▸ Work order: The word "laboratories" appears in some lines of the listing below; report how many such lines there are, and nothing else.

▸ Records for this task:
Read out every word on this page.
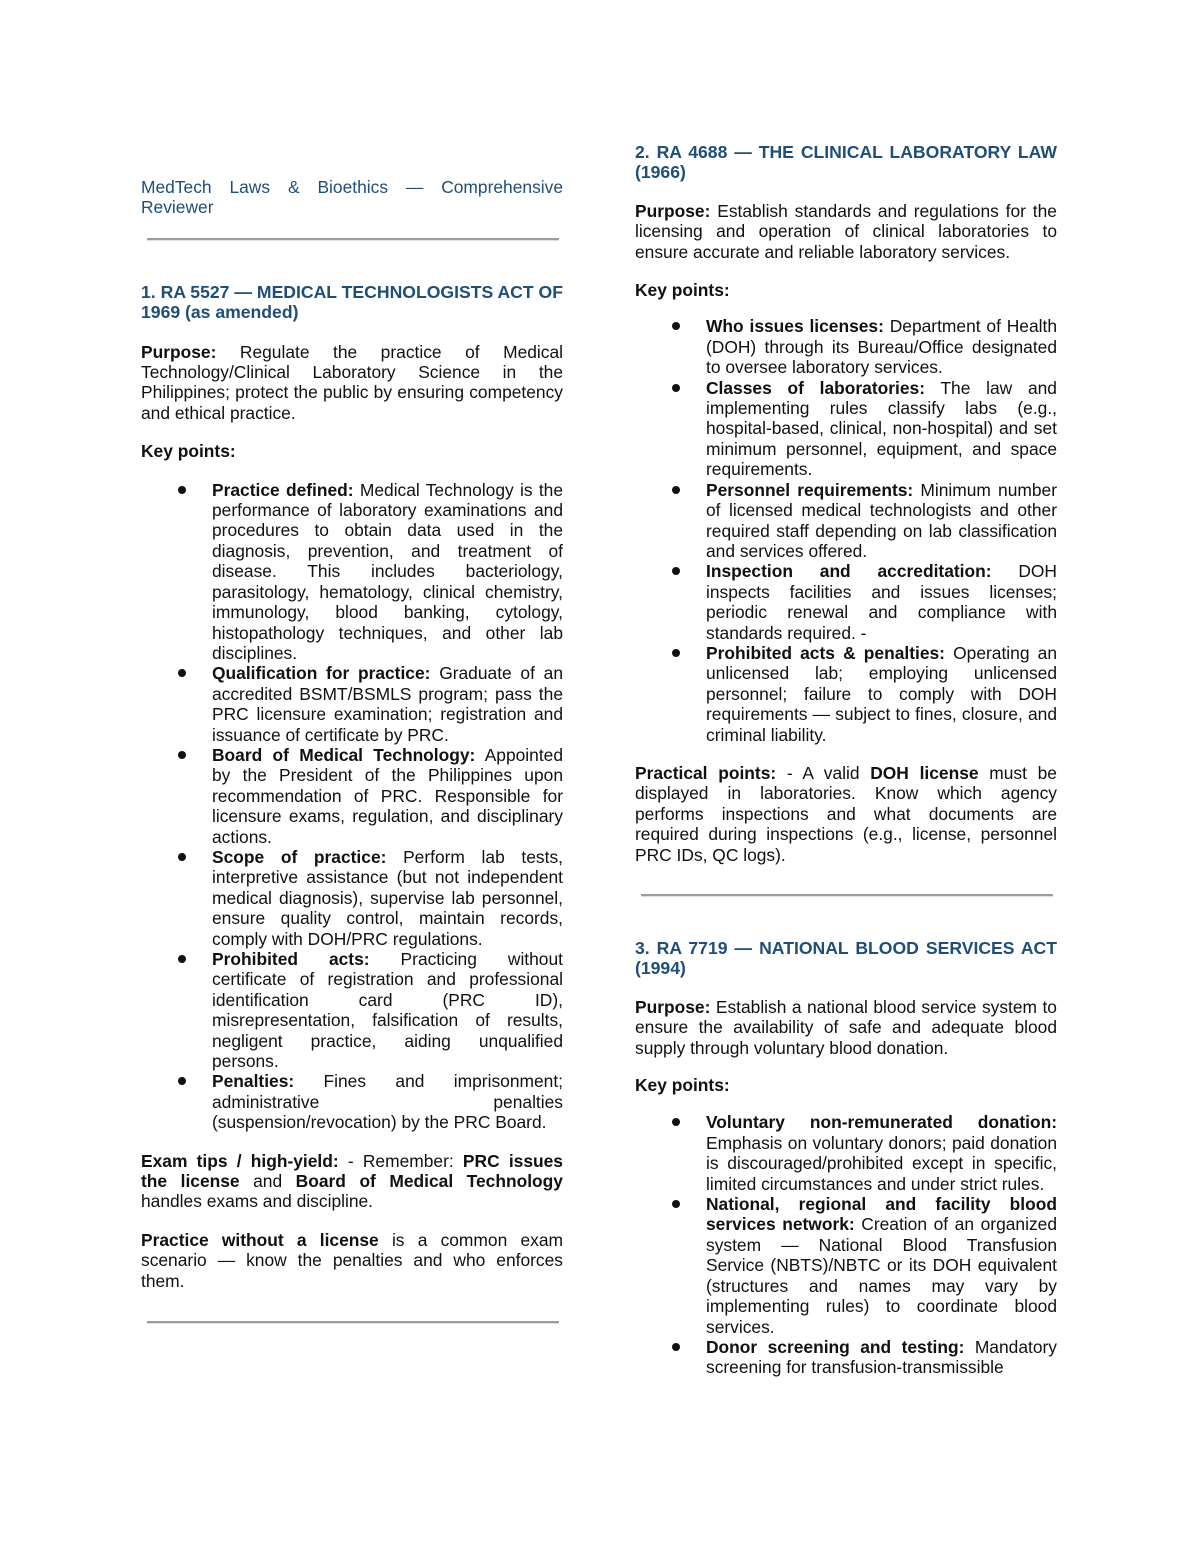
MedTech Laws & Bioethics — Comprehensive Reviewer

1. RA 5527 — MEDICAL TECHNOLOGISTS ACT OF 1969 (as amended)

Purpose: Regulate the practice of Medical Technology/Clinical Laboratory Science in the Philippines; protect the public by ensuring competency and ethical practice.

Key points:

Practice defined: Medical Technology is the performance of laboratory examinations and procedures to obtain data used in the diagnosis, prevention, and treatment of disease. This includes bacteriology, parasitology, hematology, clinical chemistry, immunology, blood banking, cytology, histopathology techniques, and other lab disciplines.
Qualification for practice: Graduate of an accredited BSMT/BSMLS program; pass the PRC licensure examination; registration and issuance of certificate by PRC.
Board of Medical Technology: Appointed by the President of the Philippines upon recommendation of PRC. Responsible for licensure exams, regulation, and disciplinary actions.
Scope of practice: Perform lab tests, interpretive assistance (but not independent medical diagnosis), supervise lab personnel, ensure quality control, maintain records, comply with DOH/PRC regulations.
Prohibited acts: Practicing without certificate of registration and professional identification card (PRC ID), misrepresentation, falsification of results, negligent practice, aiding unqualified persons.
Penalties: Fines and imprisonment; administrative penalties (suspension/revocation) by the PRC Board.

Exam tips / high-yield: - Remember: PRC issues the license and Board of Medical Technology handles exams and discipline.

Practice without a license is a common exam scenario — know the penalties and who enforces them.

2. RA 4688 — THE CLINICAL LABORATORY LAW (1966)

Purpose: Establish standards and regulations for the licensing and operation of clinical laboratories to ensure accurate and reliable laboratory services.

Key points:

Who issues licenses: Department of Health (DOH) through its Bureau/Office designated to oversee laboratory services.
Classes of laboratories: The law and implementing rules classify labs (e.g., hospital-based, clinical, non-hospital) and set minimum personnel, equipment, and space requirements.
Personnel requirements: Minimum number of licensed medical technologists and other required staff depending on lab classification and services offered.
Inspection and accreditation: DOH inspects facilities and issues licenses; periodic renewal and compliance with standards required. -
Prohibited acts & penalties: Operating an unlicensed lab; employing unlicensed personnel; failure to comply with DOH requirements — subject to fines, closure, and criminal liability.

Practical points: - A valid DOH license must be displayed in laboratories. Know which agency performs inspections and what documents are required during inspections (e.g., license, personnel PRC IDs, QC logs).

3. RA 7719 — NATIONAL BLOOD SERVICES ACT (1994)

Purpose: Establish a national blood service system to ensure the availability of safe and adequate blood supply through voluntary blood donation.

Key points:

Voluntary non-remunerated donation: Emphasis on voluntary donors; paid donation is discouraged/prohibited except in specific, limited circumstances and under strict rules.
National, regional and facility blood services network: Creation of an organized system — National Blood Transfusion Service (NBTS)/NBTC or its DOH equivalent (structures and names may vary by implementing rules) to coordinate blood services.
Donor screening and testing: Mandatory screening for transfusion-transmissible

▸ Result of this task: 3